* **Supplied passage**:
Fort in Kralendijk, Bonaire

Fort Orange (Dutch: Fort Oranje) is a military fortification in Kralendijk, Bonaire. Originally built in 1639 as a nameless fort by the Dutch West India Company, it is the oldest masonry structure on the island of Bonaire. The fort has never been used for its intended purpose. In 1816, it was rebuilt and named Fort Orange. Its current lighthouse, Kralendijk Lighthouse, was built in 1932. It is one of ten fortresses worldwide named after the Dutch House of Orange.

==History==
Fort Orange was built in 1639 after the island of Bonaire was conquered by the Netherlands. The fort has four metre high walls with four canons. The original fort was open on the land side. In 1800, Bonaire was ignored by the British. In 1804, Bonaire was taken by the British who had landed their troops out of sight, and captured the fort without a fight from the open land side. The canons which are currently in the fort date from the British period. The fort was originally built with Dutch cannons, however these were never used, and later replaced by the British.

In 1816, Bonaire was returned to the Netherlands. The fort was reconstructed and named Fort Orange. The fort remained the headquarters of the Commander of Bonaire until 1837. The original wooden lighthouse was replaced by a stone lighthouse in 1932.

During the 20th century, the building has been used for multiple purposes: prison, fire department, police department, museum. Until 2011, it was in use by the Public Prosecution Service. Since 2011, it is used by the harbour authority and the waste management company. The ownership of the fort was transferred from the Dutch Government to the Island Territory of Bonaire in 1974.

* **Work order A**: According to the Fort Orange text, how did the British manage to take the fort in 1804 without a fight? Answer in one to three sentences.
* **Work order B**: Rewrite the Fort Orange text from "In 1816, Bonaire" up to and including "Bonaire in 1974.", changing "harbour authority" to "port authority".
The lines that come next have no connection to the Fort Orange text.

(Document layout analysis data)
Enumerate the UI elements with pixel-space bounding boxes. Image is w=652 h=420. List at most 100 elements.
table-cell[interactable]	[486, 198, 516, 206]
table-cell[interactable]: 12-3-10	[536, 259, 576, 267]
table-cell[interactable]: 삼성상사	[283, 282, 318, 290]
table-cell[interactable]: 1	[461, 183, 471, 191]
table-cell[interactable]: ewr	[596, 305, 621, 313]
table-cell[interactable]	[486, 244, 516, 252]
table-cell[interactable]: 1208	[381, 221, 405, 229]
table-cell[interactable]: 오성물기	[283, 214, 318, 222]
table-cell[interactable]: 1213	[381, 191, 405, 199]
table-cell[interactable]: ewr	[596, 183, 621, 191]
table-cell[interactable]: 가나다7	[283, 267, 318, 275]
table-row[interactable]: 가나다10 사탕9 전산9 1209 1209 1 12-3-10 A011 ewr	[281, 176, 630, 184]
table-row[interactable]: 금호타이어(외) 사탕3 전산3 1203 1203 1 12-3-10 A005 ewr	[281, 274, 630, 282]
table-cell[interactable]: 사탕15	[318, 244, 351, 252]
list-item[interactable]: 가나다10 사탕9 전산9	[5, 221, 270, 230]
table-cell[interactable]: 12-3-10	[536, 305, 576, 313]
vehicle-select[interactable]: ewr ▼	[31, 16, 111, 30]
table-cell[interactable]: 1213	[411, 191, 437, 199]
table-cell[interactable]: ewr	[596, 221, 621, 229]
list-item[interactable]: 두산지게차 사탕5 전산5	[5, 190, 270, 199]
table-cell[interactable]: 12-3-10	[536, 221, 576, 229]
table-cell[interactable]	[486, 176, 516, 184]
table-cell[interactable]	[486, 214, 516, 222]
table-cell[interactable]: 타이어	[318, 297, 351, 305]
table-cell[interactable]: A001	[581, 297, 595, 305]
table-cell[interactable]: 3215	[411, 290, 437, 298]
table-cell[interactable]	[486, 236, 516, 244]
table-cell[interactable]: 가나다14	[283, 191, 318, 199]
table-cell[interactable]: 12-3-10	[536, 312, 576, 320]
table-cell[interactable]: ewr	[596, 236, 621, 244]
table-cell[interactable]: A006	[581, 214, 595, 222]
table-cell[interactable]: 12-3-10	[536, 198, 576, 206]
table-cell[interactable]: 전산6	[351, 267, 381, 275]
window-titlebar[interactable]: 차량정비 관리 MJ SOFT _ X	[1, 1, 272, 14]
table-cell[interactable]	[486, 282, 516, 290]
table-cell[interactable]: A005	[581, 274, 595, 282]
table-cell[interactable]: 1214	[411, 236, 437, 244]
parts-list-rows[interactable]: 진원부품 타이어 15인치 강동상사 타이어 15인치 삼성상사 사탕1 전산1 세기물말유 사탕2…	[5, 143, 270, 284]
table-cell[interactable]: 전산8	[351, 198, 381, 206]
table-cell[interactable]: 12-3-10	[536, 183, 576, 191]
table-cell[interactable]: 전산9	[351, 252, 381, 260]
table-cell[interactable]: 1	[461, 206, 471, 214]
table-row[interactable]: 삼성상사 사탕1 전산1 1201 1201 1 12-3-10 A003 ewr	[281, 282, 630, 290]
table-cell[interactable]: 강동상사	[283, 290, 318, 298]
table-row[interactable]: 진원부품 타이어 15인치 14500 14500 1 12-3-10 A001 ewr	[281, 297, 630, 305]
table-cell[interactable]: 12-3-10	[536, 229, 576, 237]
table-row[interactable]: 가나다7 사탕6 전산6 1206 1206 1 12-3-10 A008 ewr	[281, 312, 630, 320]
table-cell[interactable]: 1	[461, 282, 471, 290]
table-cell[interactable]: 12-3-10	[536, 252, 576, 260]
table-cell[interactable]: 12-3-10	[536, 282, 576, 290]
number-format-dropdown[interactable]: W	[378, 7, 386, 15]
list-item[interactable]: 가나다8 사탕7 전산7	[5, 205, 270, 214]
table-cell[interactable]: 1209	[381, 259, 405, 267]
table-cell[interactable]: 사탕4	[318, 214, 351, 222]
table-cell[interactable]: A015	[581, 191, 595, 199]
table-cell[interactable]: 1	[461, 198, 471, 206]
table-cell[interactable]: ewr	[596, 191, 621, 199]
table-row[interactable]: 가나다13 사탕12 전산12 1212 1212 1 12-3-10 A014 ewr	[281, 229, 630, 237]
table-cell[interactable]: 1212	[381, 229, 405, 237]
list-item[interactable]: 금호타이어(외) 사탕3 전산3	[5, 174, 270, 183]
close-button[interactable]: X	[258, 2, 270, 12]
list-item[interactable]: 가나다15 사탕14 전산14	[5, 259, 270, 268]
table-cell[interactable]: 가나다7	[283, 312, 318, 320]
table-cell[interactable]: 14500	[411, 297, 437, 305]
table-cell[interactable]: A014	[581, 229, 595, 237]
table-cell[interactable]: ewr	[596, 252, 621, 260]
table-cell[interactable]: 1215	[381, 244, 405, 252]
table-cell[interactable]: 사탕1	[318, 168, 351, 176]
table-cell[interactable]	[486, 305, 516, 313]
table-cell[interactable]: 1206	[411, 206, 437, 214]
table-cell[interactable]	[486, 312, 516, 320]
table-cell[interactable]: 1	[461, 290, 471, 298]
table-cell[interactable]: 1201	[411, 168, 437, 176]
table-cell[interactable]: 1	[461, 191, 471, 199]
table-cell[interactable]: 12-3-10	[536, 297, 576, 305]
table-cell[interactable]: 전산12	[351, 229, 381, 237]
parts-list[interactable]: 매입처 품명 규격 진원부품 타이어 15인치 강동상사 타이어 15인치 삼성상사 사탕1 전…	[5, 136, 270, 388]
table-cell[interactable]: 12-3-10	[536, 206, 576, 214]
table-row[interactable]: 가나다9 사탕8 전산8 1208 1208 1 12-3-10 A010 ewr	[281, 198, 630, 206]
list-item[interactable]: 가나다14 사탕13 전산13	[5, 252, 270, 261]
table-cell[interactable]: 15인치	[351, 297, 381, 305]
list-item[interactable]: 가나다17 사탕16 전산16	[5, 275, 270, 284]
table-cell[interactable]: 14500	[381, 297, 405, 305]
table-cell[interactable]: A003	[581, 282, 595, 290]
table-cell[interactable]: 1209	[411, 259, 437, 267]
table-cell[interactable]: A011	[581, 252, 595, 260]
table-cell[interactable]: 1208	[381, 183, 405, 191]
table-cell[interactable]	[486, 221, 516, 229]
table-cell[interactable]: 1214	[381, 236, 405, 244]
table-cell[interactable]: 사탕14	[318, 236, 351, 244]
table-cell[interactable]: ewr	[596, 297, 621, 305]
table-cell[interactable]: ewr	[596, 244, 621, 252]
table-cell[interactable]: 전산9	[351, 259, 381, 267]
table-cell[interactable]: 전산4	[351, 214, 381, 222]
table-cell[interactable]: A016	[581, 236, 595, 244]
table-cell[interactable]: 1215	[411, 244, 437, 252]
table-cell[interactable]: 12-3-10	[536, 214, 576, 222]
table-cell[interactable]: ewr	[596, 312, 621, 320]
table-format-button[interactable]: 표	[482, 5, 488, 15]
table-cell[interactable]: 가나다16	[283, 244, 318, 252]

* **Your solution A**: The original fort was open on the land side. The British landed their troops out of sight and captured it from that open side.

* **Your solution B**:
In 1816, Bonaire was returned to the Netherlands. The fort was reconstructed and named Fort Orange. The fort remained the headquarters of the Commander of Bonaire until 1837. The original wooden lighthouse was replaced by a stone lighthouse in 1932.

During the 20th century, the building has been used for multiple purposes: prison, fire department, police department, museum. Until 2011, it was in use by the Public Prosecution Service. Since 2011, it is used by the port authority and the waste management company. The ownership of the fort was transferred from the Dutch Government to the Island Territory of Bonaire in 1974.